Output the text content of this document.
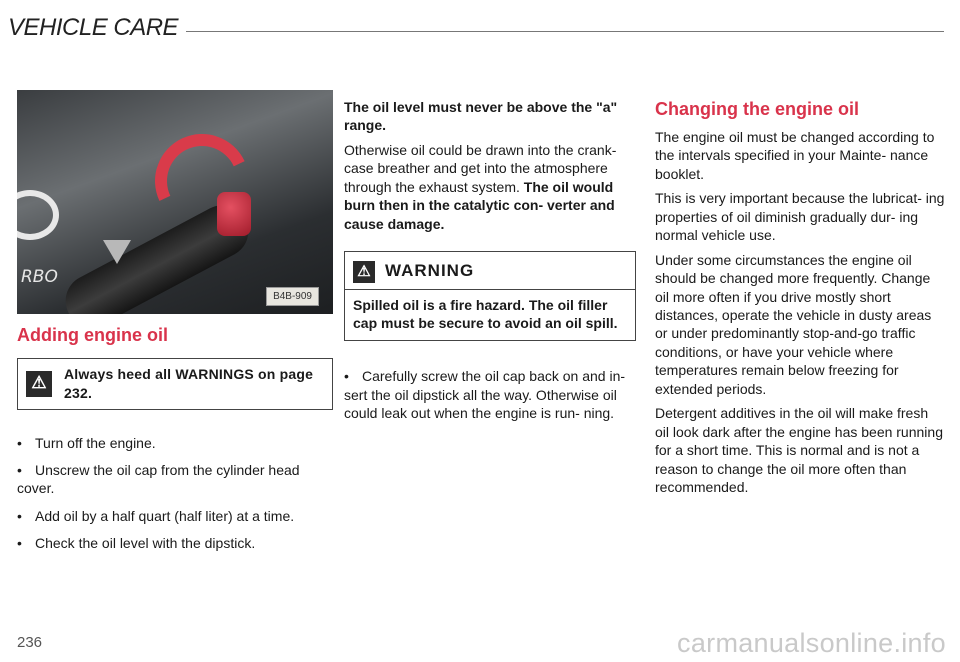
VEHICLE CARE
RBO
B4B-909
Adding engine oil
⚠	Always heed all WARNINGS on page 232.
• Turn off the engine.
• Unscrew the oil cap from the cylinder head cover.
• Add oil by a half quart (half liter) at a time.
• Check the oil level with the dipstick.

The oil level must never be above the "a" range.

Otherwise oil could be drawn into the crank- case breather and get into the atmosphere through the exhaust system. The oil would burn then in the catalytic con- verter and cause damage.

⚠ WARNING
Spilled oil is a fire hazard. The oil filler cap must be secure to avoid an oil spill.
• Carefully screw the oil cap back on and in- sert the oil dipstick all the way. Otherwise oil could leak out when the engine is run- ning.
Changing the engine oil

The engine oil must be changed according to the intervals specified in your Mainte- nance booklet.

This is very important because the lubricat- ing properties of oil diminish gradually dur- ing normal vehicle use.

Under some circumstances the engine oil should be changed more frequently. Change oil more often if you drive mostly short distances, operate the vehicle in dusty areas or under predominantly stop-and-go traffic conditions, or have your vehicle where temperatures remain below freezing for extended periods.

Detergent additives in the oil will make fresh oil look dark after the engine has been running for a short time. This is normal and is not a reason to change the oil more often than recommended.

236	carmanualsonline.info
_ _ _ _ _ _ _
Task goal
Using the records above, output their complete text exactly, minus any images.

Task answer
Output the text content of this document.
VEHICLE CARE
RBO
B4B-909
Adding engine oil
⚠	Always heed all WARNINGS on page 232.
• Turn off the engine.
• Unscrew the oil cap from the cylinder head cover.
• Add oil by a half quart (half liter) at a time.
• Check the oil level with the dipstick.

The oil level must never be above the "a" range.

Otherwise oil could be drawn into the crank- case breather and get into the atmosphere through the exhaust system. The oil would burn then in the catalytic con- verter and cause damage.

⚠ WARNING
Spilled oil is a fire hazard. The oil filler cap must be secure to avoid an oil spill.
• Carefully screw the oil cap back on and in- sert the oil dipstick all the way. Otherwise oil could leak out when the engine is run- ning.
Changing the engine oil

The engine oil must be changed according to the intervals specified in your Mainte- nance booklet.

This is very important because the lubricat- ing properties of oil diminish gradually dur- ing normal vehicle use.

Under some circumstances the engine oil should be changed more frequently. Change oil more often if you drive mostly short distances, operate the vehicle in dusty areas or under predominantly stop-and-go traffic conditions, or have your vehicle where temperatures remain below freezing for extended periods.

Detergent additives in the oil will make fresh oil look dark after the engine has been running for a short time. This is normal and is not a reason to change the oil more often than recommended.

236	carmanualsonline.info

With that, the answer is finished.